§ Exercise directions
Which lines have the string "this"? Copy all of them from the entries below.

══ Records to process ══

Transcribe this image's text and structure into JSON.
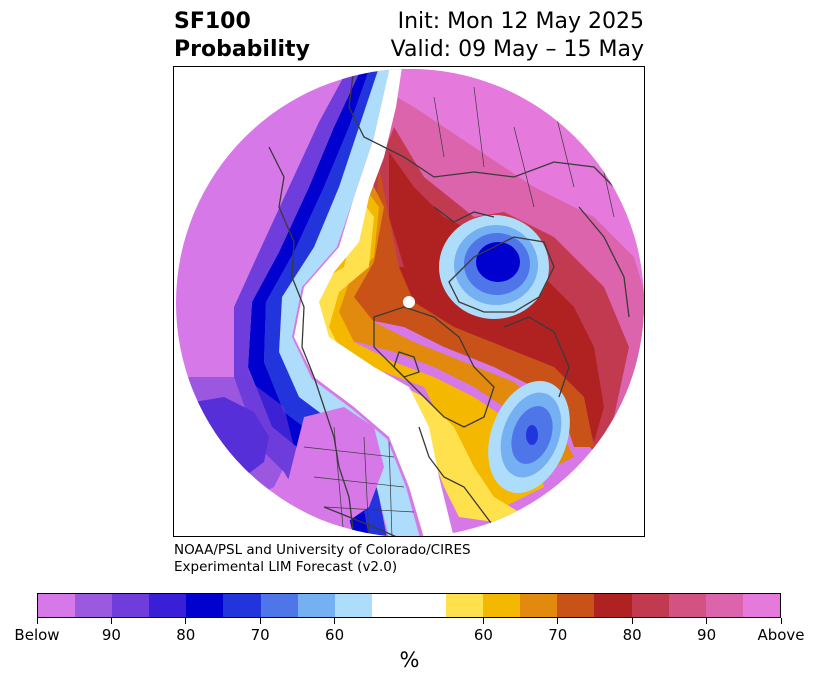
{
  "header": {
    "title_line1": "SF100",
    "title_line2": "Probability",
    "init_label": "Init: Mon 12 May 2025",
    "valid_label": "Valid: 09 May – 15 May"
  },
  "credit": {
    "line1": "NOAA/PSL and University of Colorado/CIRES",
    "line2": "Experimental LIM Forecast (v2.0)"
  },
  "colorbar": {
    "unit": "%",
    "colors": [
      "#d678e8",
      "#9b59e0",
      "#6e3ddb",
      "#3a1fd8",
      "#0000cf",
      "#2234dc",
      "#4e76e8",
      "#74b0f2",
      "#aedcfb",
      "#ffffff",
      "#ffe14d",
      "#f5b800",
      "#e28a0e",
      "#c85218",
      "#b02222",
      "#c23a50",
      "#d25382",
      "#dc64ad",
      "#e57adc"
    ],
    "tick_labels": [
      "Below",
      "90",
      "80",
      "70",
      "60",
      "60",
      "70",
      "80",
      "90",
      "Above"
    ]
  },
  "map": {
    "projection": "north-polar-stereographic",
    "colors": {
      "below_90": "#d678e8",
      "below_80": "#6e3ddb",
      "below_70": "#0000cf",
      "below_60": "#74b0f2",
      "neutral": "#ffffff",
      "above_60": "#ffe14d",
      "above_70": "#e28a0e",
      "above_80": "#b02222",
      "above_90": "#dc64ad",
      "above_max": "#e57adc",
      "coastline": "#3a3a3a"
    }
  }
}
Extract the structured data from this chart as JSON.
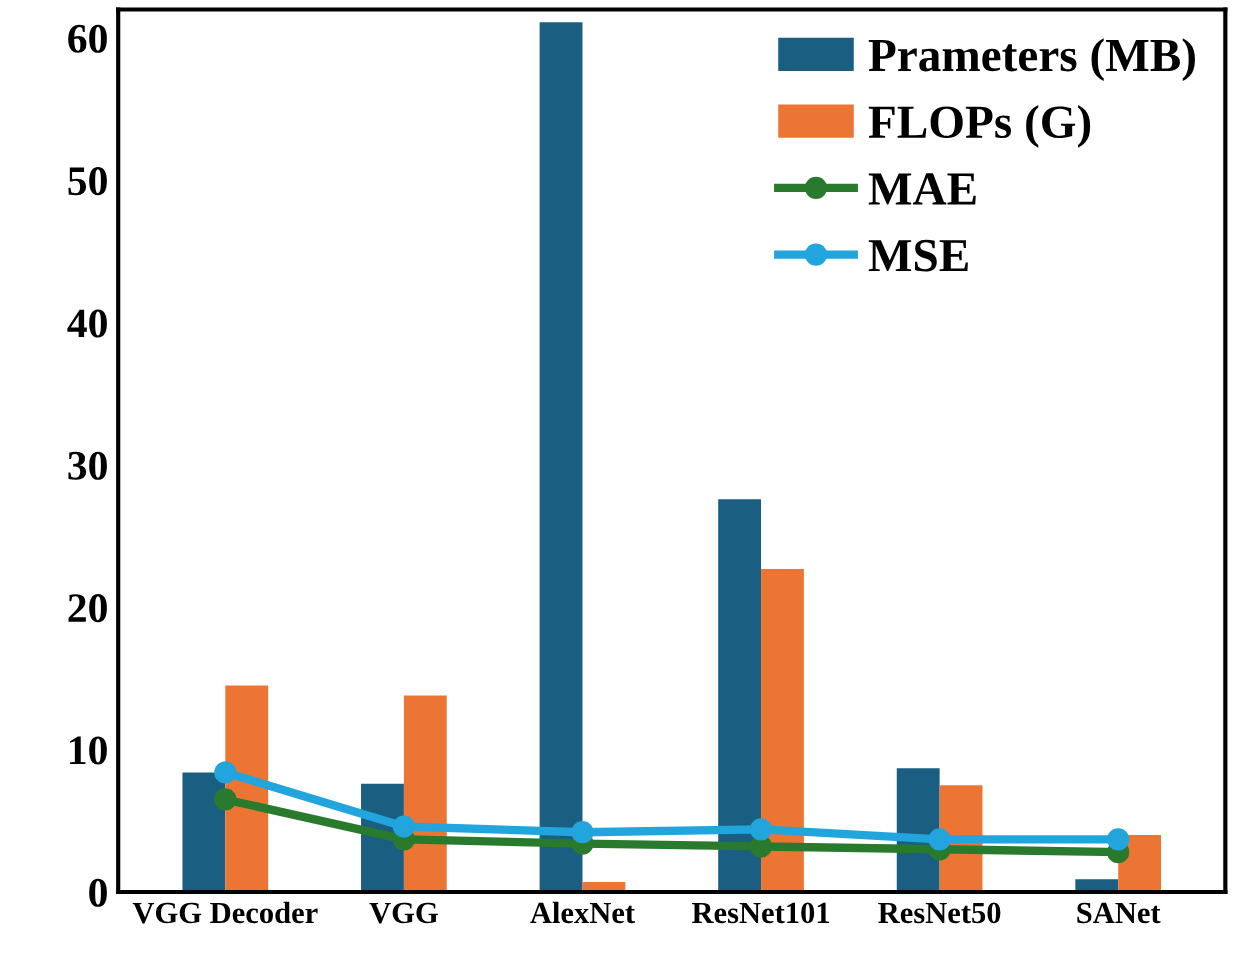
{
  "chart_data": {
    "type": "bar",
    "categories": [
      "VGG Decoder",
      "VGG",
      "AlexNet",
      "ResNet101",
      "ResNet50",
      "SANet"
    ],
    "series": [
      {
        "name": "Prameters (MB)",
        "color": "#1a5e82",
        "values": [
          8.4,
          7.6,
          61.1,
          27.6,
          8.7,
          0.9
        ]
      },
      {
        "name": "FLOPs (G)",
        "color": "#ed7534",
        "values": [
          14.5,
          13.8,
          0.7,
          22.7,
          7.5,
          4.0
        ]
      },
      {
        "name": "MAE",
        "type": "line",
        "color": "#2a7a2e",
        "values": [
          6.5,
          3.7,
          3.4,
          3.2,
          3.0,
          2.8
        ]
      },
      {
        "name": "MSE",
        "type": "line",
        "color": "#22a5dc",
        "values": [
          8.4,
          4.6,
          4.2,
          4.4,
          3.7,
          3.7
        ]
      }
    ],
    "ylim": [
      0,
      62
    ],
    "yticks": [
      0,
      10,
      20,
      30,
      40,
      50,
      60
    ],
    "legend": "top right",
    "marker": "circle",
    "grid": false
  }
}
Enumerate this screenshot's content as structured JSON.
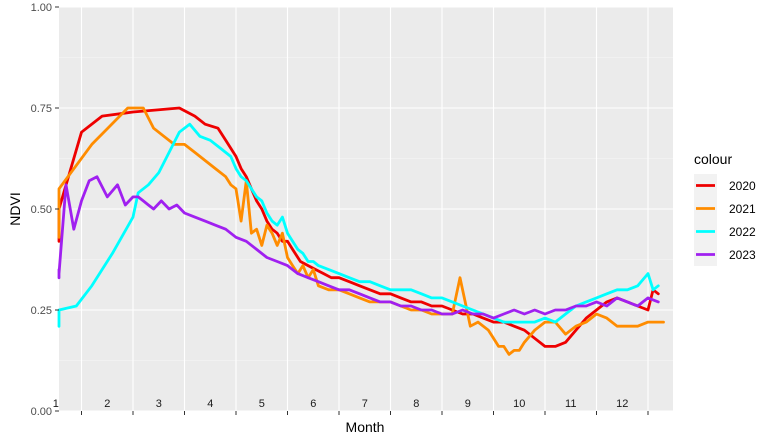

═══

§ Output of the exercise
Transcribe this image's text and structure into JSON.
Extract the structured data from this chart as JSON.
Enumerate this screenshot's content as structured JSON.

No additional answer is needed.